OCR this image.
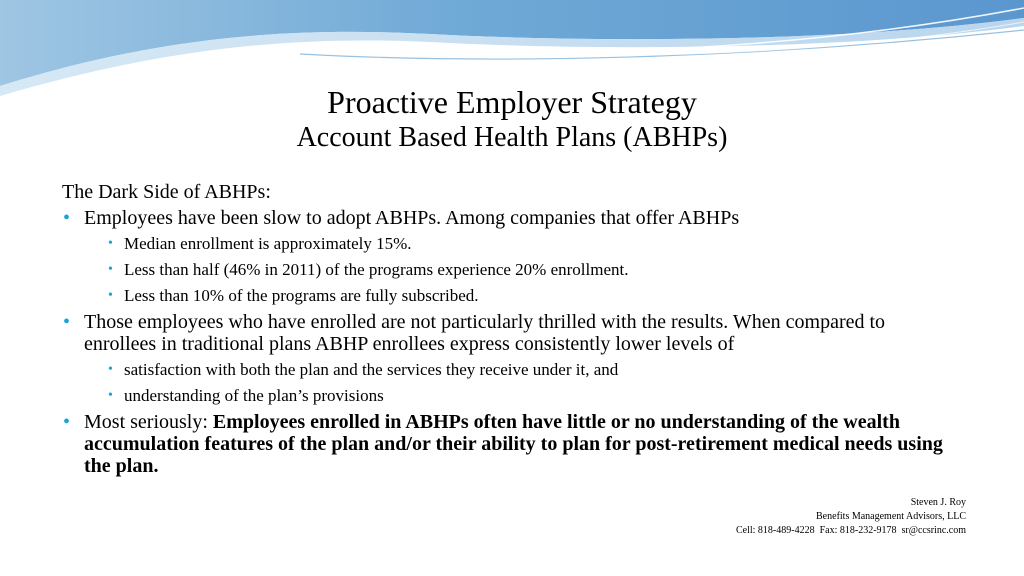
Proactive Employer Strategy
Account Based Health Plans (ABHPs)
The Dark Side of ABHPs:
• Employees have been slow to adopt ABHPs. Among companies that offer ABHPs
• Median enrollment is approximately 15%.
• Less than half (46% in 2011) of the programs experience 20% enrollment.
• Less than 10% of the programs are fully subscribed.
• Those employees who have enrolled are not particularly thrilled with the results. When compared to enrollees in traditional plans ABHP enrollees express consistently lower levels of
• satisfaction with both the plan and the services they receive under it, and
• understanding of the plan’s provisions
• Most seriously: Employees enrolled in ABHPs often have little or no understanding of the wealth accumulation features of the plan and/or their ability to plan for post-retirement medical needs using the plan.
Steven J. Roy
Benefits Management Advisors, LLC
Cell: 818-489-4228  Fax: 818-232-9178  sr@ccsrinc.com
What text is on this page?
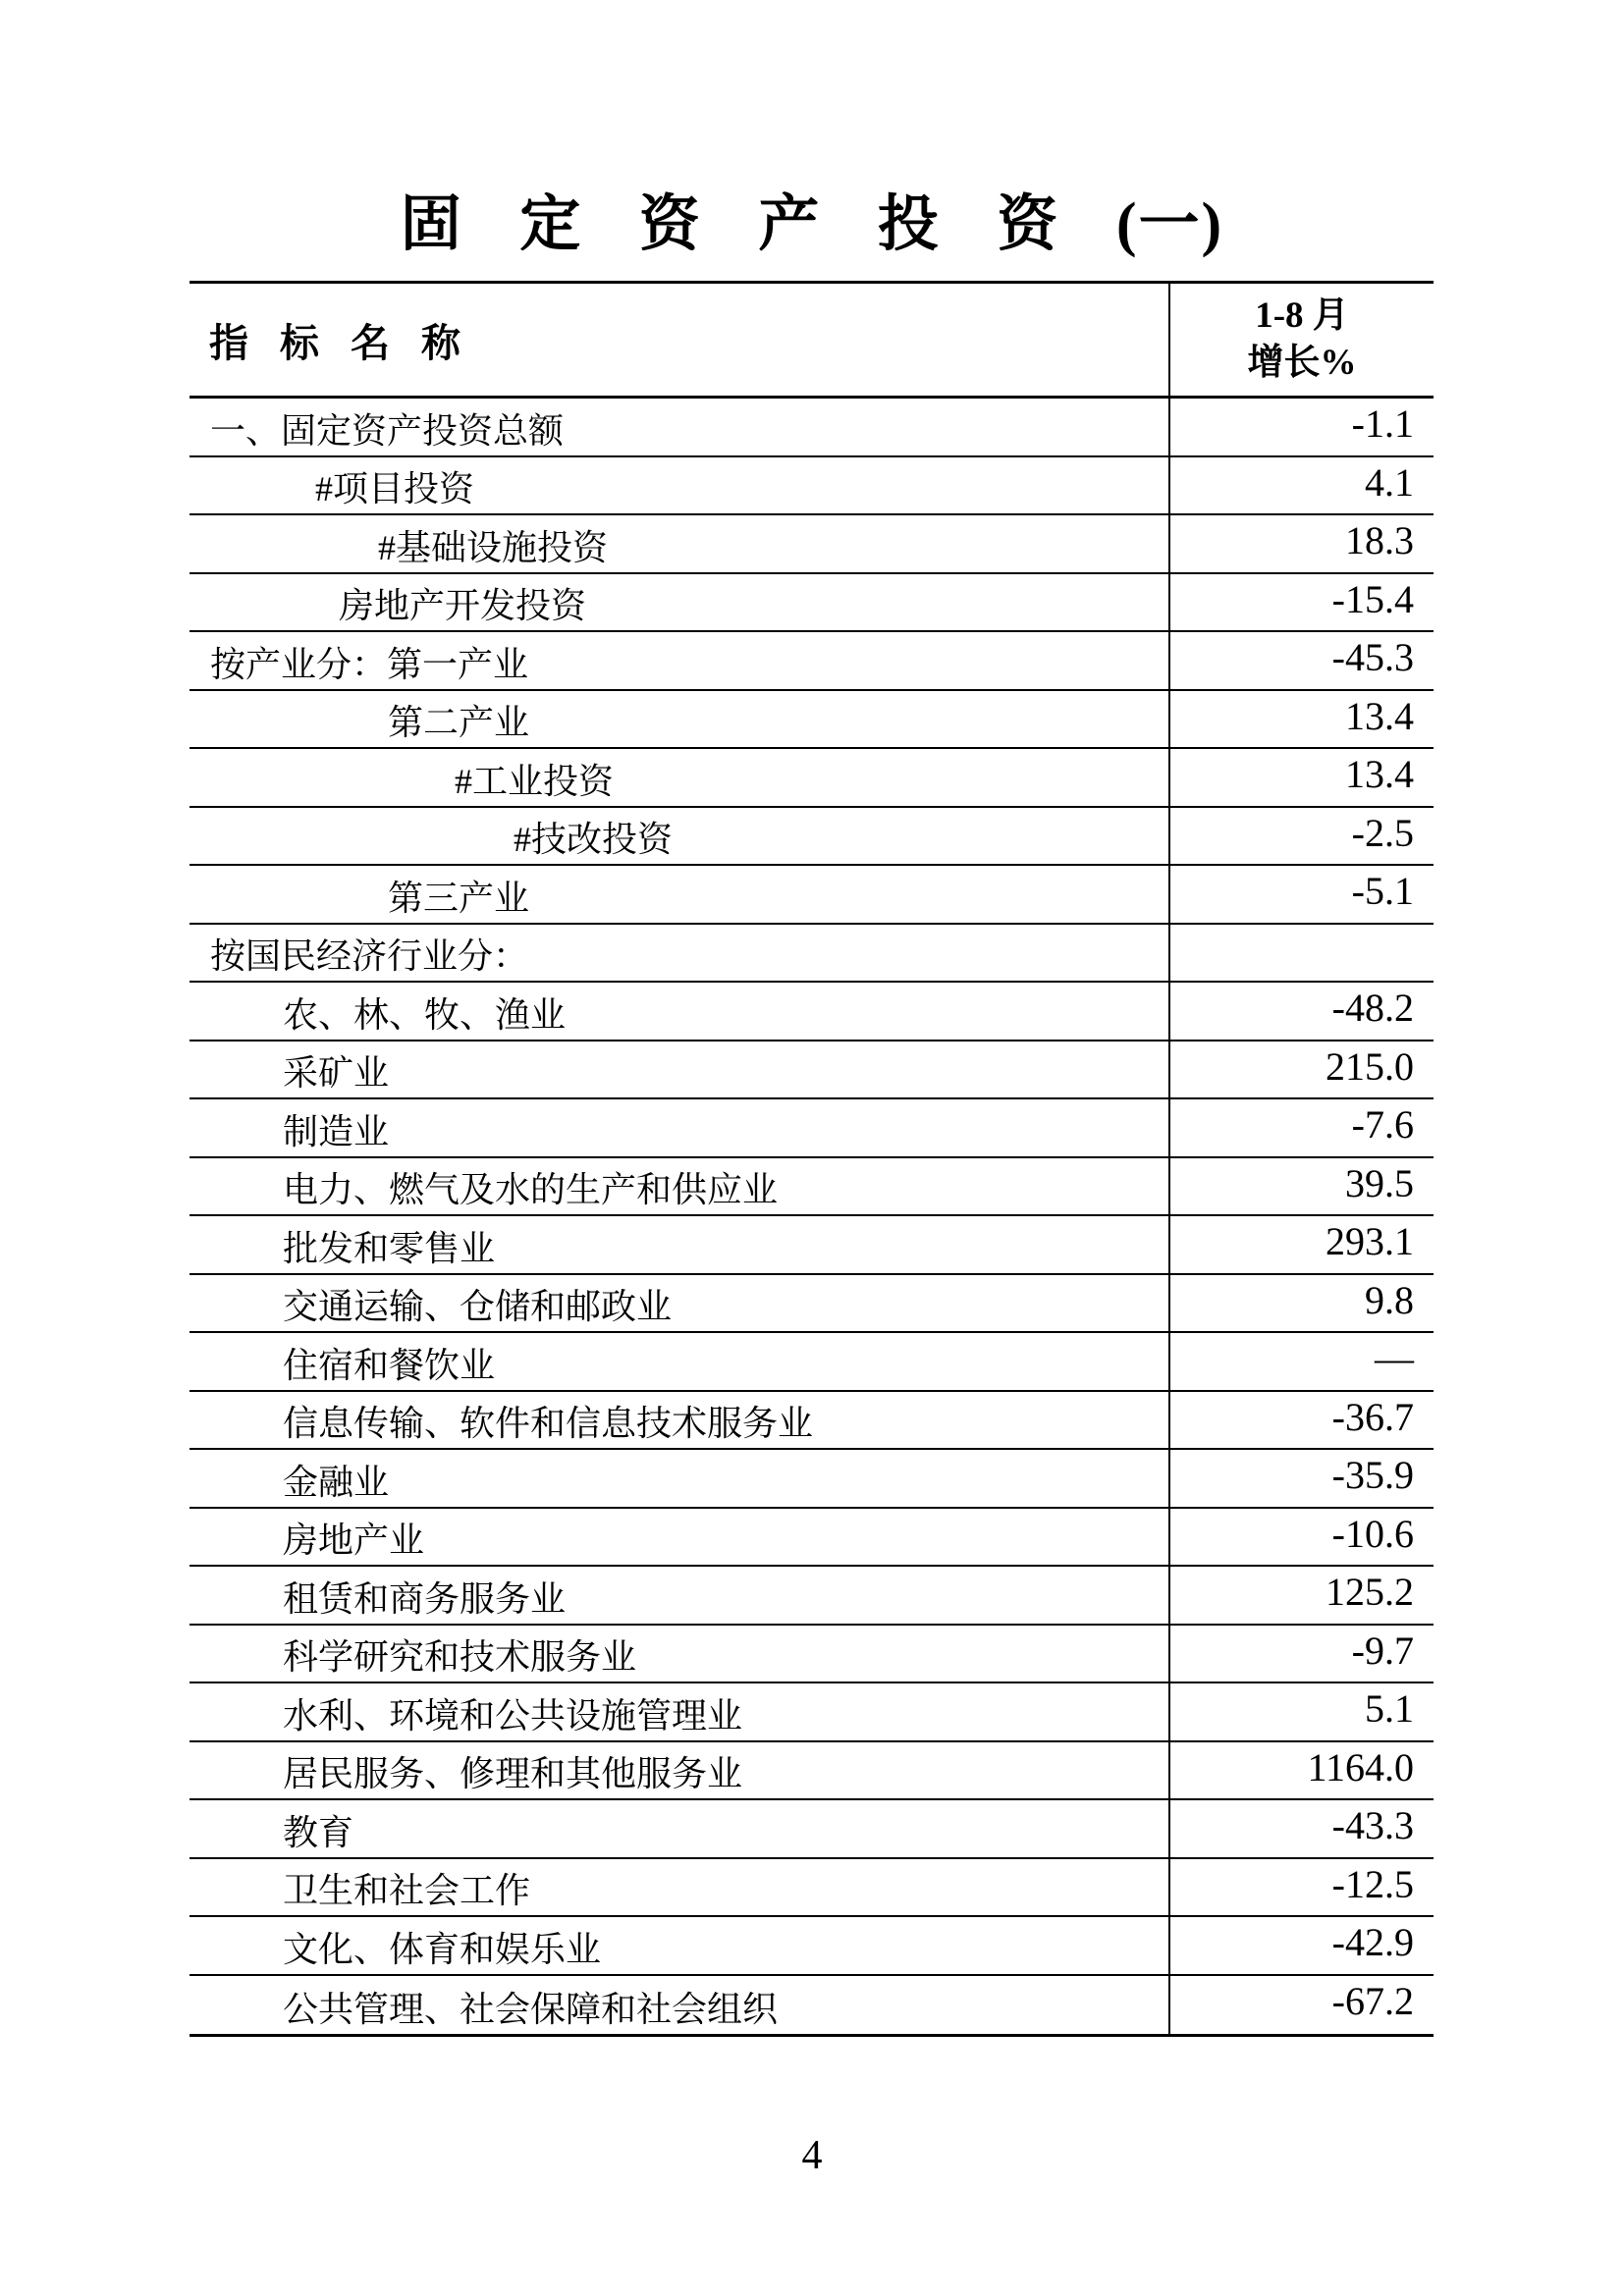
固 定 资 产 投 资 (一)
指 标 名 称
1-8 月
增长%
一、固定资产投资总额	-1.1
#项目投资	4.1
#基础设施投资	18.3
房地产开发投资	-15.4
按产业分：第一产业	-45.3
第二产业	13.4
#工业投资	13.4
#技改投资	-2.5
第三产业	-5.1
按国民经济行业分：
农、林、牧、渔业	-48.2
采矿业	215.0
制造业	-7.6
电力、燃气及水的生产和供应业	39.5
批发和零售业	293.1
交通运输、仓储和邮政业	9.8
住宿和餐饮业	—
信息传输、软件和信息技术服务业	-36.7
金融业	-35.9
房地产业	-10.6
租赁和商务服务业	125.2
科学研究和技术服务业	-9.7
水利、环境和公共设施管理业	5.1
居民服务、修理和其他服务业	1164.0
教育	-43.3
卫生和社会工作	-12.5
文化、体育和娱乐业	-42.9
公共管理、社会保障和社会组织	-67.2
4
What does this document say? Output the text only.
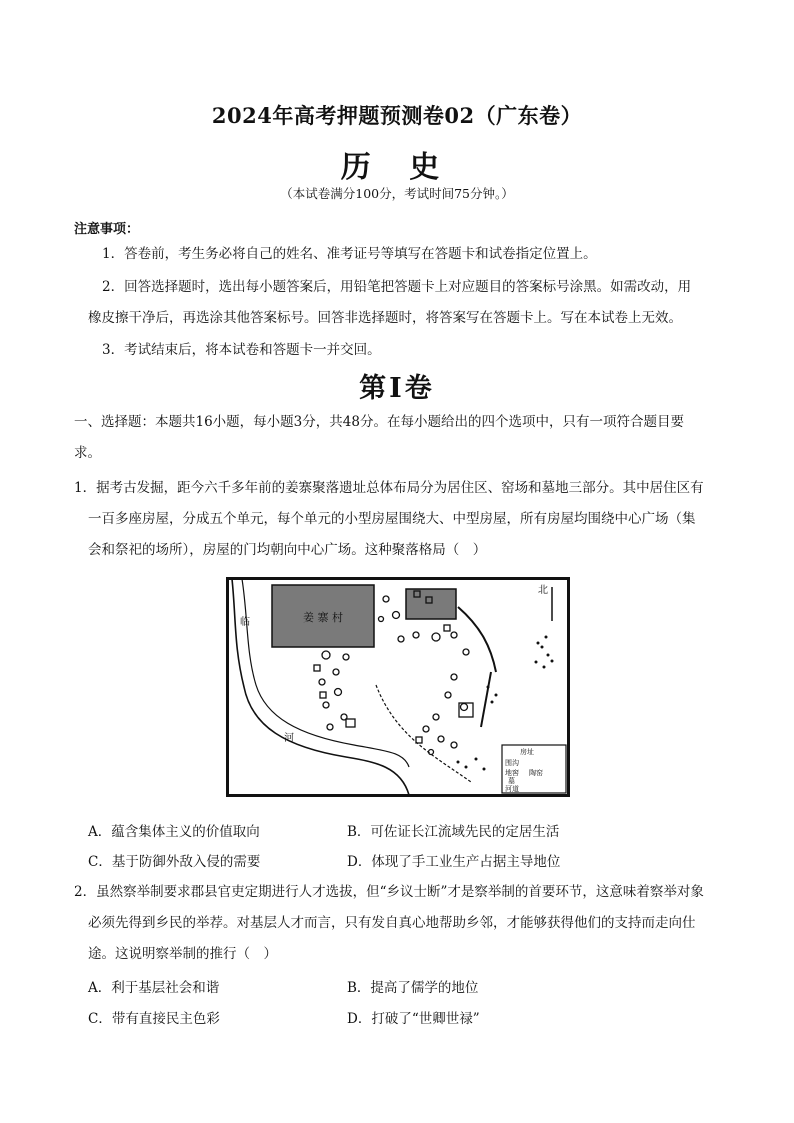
2024年高考押题预测卷02（广东卷）
历 史
（本试卷满分100分，考试时间75分钟。）
注意事项：
1．答卷前，考生务必将自己的姓名、准考证号等填写在答题卡和试卷指定位置上。
2．回答选择题时，选出每小题答案后，用铅笔把答题卡上对应题目的答案标号涂黑。如需改动，用
橡皮擦干净后，再选涂其他答案标号。回答非选择题时，将答案写在答题卡上。写在本试卷上无效。
3．考试结束后，将本试卷和答题卡一并交回。
第Ⅰ卷
一、选择题：本题共16小题，每小题3分，共48分。在每小题给出的四个选项中，只有一项符合题目要
求。
1．据考古发掘，距今六千多年前的姜寨聚落遗址总体布局分为居住区、窑场和墓地三部分。其中居住区有
一百多座房屋，分成五个单元，每个单元的小型房屋围绕大、中型房屋，所有房屋均围绕中心广场（集
会和祭祀的场所），房屋的门均朝向中心广场。这种聚落格局（　）
姜 寨 村
北
临
河
房址
围沟
地窖 陶窑
墓
河道
A．蕴含集体主义的价值取向	B．可佐证长江流域先民的定居生活
C．基于防御外敌入侵的需要	D．体现了手工业生产占据主导地位
2．虽然察举制要求郡县官吏定期进行人才选拔，但“乡议士断”才是察举制的首要环节，这意味着察举对象
必须先得到乡民的举荐。对基层人才而言，只有发自真心地帮助乡邻，才能够获得他们的支持而走向仕
途。这说明察举制的推行（　）
A．利于基层社会和谐	B．提高了儒学的地位
C．带有直接民主色彩	D．打破了“世卿世禄”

# # #

EXERCISE TASK
Restate each line of the records exactly; pictures do not belong in the copy.

ANSWER
OCR this image.
Proactive Employer Strategy
Account Based Health Plans (ABHPs)
The Dark Side of ABHPs:
• Employees have been slow to adopt ABHPs. Among companies that offer ABHPs
• Median enrollment is approximately 15%.
• Less than half (46% in 2011) of the programs experience 20% enrollment.
• Less than 10% of the programs are fully subscribed.
• Those employees who have enrolled are not particularly thrilled with the results. When compared to enrollees in traditional plans ABHP enrollees express consistently lower levels of
• satisfaction with both the plan and the services they receive under it, and
• understanding of the plan’s provisions
• Most seriously: Employees enrolled in ABHPs often have little or no understanding of the wealth accumulation features of the plan and/or their ability to plan for post-retirement medical needs using the plan.
Steven J. Roy
Benefits Management Advisors, LLC
Cell: 818-489-4228  Fax: 818-232-9178  sr@ccsrinc.com
What text is on this page?
固 定 资 产 投 资 (一)
指 标 名 称
1-8 月
增长%
一、固定资产投资总额	-1.1
#项目投资	4.1
#基础设施投资	18.3
房地产开发投资	-15.4
按产业分：第一产业	-45.3
第二产业	13.4
#工业投资	13.4
#技改投资	-2.5
第三产业	-5.1
按国民经济行业分：
农、林、牧、渔业	-48.2
采矿业	215.0
制造业	-7.6
电力、燃气及水的生产和供应业	39.5
批发和零售业	293.1
交通运输、仓储和邮政业	9.8
住宿和餐饮业	—
信息传输、软件和信息技术服务业	-36.7
金融业	-35.9
房地产业	-10.6
租赁和商务服务业	125.2
科学研究和技术服务业	-9.7
水利、环境和公共设施管理业	5.1
居民服务、修理和其他服务业	1164.0
教育	-43.3
卫生和社会工作	-12.5
文化、体育和娱乐业	-42.9
公共管理、社会保障和社会组织	-67.2
4
What does this document say? Output the text only.
2024年高考押题预测卷02（广东卷）
历 史
（本试卷满分100分，考试时间75分钟。）
注意事项：
1．答卷前，考生务必将自己的姓名、准考证号等填写在答题卡和试卷指定位置上。
2．回答选择题时，选出每小题答案后，用铅笔把答题卡上对应题目的答案标号涂黑。如需改动，用
橡皮擦干净后，再选涂其他答案标号。回答非选择题时，将答案写在答题卡上。写在本试卷上无效。
3．考试结束后，将本试卷和答题卡一并交回。
第Ⅰ卷
一、选择题：本题共16小题，每小题3分，共48分。在每小题给出的四个选项中，只有一项符合题目要
求。
1．据考古发掘，距今六千多年前的姜寨聚落遗址总体布局分为居住区、窑场和墓地三部分。其中居住区有
一百多座房屋，分成五个单元，每个单元的小型房屋围绕大、中型房屋，所有房屋均围绕中心广场（集
会和祭祀的场所），房屋的门均朝向中心广场。这种聚落格局（　）
姜 寨 村
北
临
河
房址
围沟
地窖 陶窑
墓
河道
A．蕴含集体主义的价值取向	B．可佐证长江流域先民的定居生活
C．基于防御外敌入侵的需要	D．体现了手工业生产占据主导地位
2．虽然察举制要求郡县官吏定期进行人才选拔，但“乡议士断”才是察举制的首要环节，这意味着察举对象
必须先得到乡民的举荐。对基层人才而言，只有发自真心地帮助乡邻，才能够获得他们的支持而走向仕
途。这说明察举制的推行（　）
A．利于基层社会和谐	B．提高了儒学的地位
C．带有直接民主色彩	D．打破了“世卿世禄”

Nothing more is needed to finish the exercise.